What to work on
Output the items below as a JSON list of strings, one string per line with blank lines omitted, starting at the first line and ending with the line that contains "71, 450, 366]", inclusive.

....

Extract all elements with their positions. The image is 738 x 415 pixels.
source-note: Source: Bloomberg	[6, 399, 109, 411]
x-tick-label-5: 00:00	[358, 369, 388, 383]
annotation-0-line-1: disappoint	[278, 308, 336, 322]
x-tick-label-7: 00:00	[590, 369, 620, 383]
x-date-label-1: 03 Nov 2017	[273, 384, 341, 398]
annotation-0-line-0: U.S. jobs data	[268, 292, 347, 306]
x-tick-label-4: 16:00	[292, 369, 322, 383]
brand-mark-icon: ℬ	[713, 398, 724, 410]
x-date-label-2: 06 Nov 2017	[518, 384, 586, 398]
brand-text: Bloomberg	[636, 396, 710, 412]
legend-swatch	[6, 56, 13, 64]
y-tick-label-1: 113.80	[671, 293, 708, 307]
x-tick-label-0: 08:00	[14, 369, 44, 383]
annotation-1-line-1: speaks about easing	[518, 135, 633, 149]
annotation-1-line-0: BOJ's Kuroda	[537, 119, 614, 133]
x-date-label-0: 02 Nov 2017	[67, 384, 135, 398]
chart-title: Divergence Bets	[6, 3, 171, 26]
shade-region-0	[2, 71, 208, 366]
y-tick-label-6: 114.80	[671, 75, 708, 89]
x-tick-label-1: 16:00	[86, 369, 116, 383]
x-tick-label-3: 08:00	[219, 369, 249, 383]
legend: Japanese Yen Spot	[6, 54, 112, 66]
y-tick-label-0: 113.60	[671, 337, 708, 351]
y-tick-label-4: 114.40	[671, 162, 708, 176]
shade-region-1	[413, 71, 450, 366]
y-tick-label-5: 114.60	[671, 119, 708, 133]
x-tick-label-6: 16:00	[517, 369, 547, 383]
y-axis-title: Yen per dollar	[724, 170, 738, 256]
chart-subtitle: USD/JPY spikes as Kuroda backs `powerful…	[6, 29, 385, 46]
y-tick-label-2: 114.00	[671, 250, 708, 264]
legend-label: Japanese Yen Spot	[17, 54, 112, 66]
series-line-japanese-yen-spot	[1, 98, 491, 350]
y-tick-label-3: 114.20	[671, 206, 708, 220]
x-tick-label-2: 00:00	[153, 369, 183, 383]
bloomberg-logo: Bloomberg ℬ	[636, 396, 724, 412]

....

Output below
[
  "Extract all elements with their positions. The image is 738 x 415 pixels.",
  "source-note: Source: Bloomberg\t[6, 399, 109, 411]",
  "x-tick-label-5: 00:00\t[358, 369, 388, 383]",
  "annotation-0-line-1: disappoint\t[278, 308, 336, 322]",
  "x-tick-label-7: 00:00\t[590, 369, 620, 383]",
  "x-date-label-1: 03 Nov 2017\t[273, 384, 341, 398]",
  "annotation-0-line-0: U.S. jobs data\t[268, 292, 347, 306]",
  "x-tick-label-4: 16:00\t[292, 369, 322, 383]",
  "brand-mark-icon: ℬ\t[713, 398, 724, 410]",
  "x-date-label-2: 06 Nov 2017\t[518, 384, 586, 398]",
  "brand-text: Bloomberg\t[636, 396, 710, 412]",
  "legend-swatch\t[6, 56, 13, 64]",
  "y-tick-label-1: 113.80\t[671, 293, 708, 307]",
  "x-tick-label-0: 08:00\t[14, 369, 44, 383]",
  "annotation-1-line-1: speaks about easing\t[518, 135, 633, 149]",
  "annotation-1-line-0: BOJ's Kuroda\t[537, 119, 614, 133]",
  "x-date-label-0: 02 Nov 2017\t[67, 384, 135, 398]",
  "chart-title: Divergence Bets\t[6, 3, 171, 26]",
  "shade-region-0\t[2, 71, 208, 366]",
  "y-tick-label-6: 114.80\t[671, 75, 708, 89]",
  "x-tick-label-1: 16:00\t[86, 369, 116, 383]",
  "x-tick-label-3: 08:00\t[219, 369, 249, 383]",
  "legend: Japanese Yen Spot\t[6, 54, 112, 66]",
  "y-tick-label-0: 113.60\t[671, 337, 708, 351]",
  "y-tick-label-4: 114.40\t[671, 162, 708, 176]",
  "shade-region-1\t[413, 71, 450, 366]"
]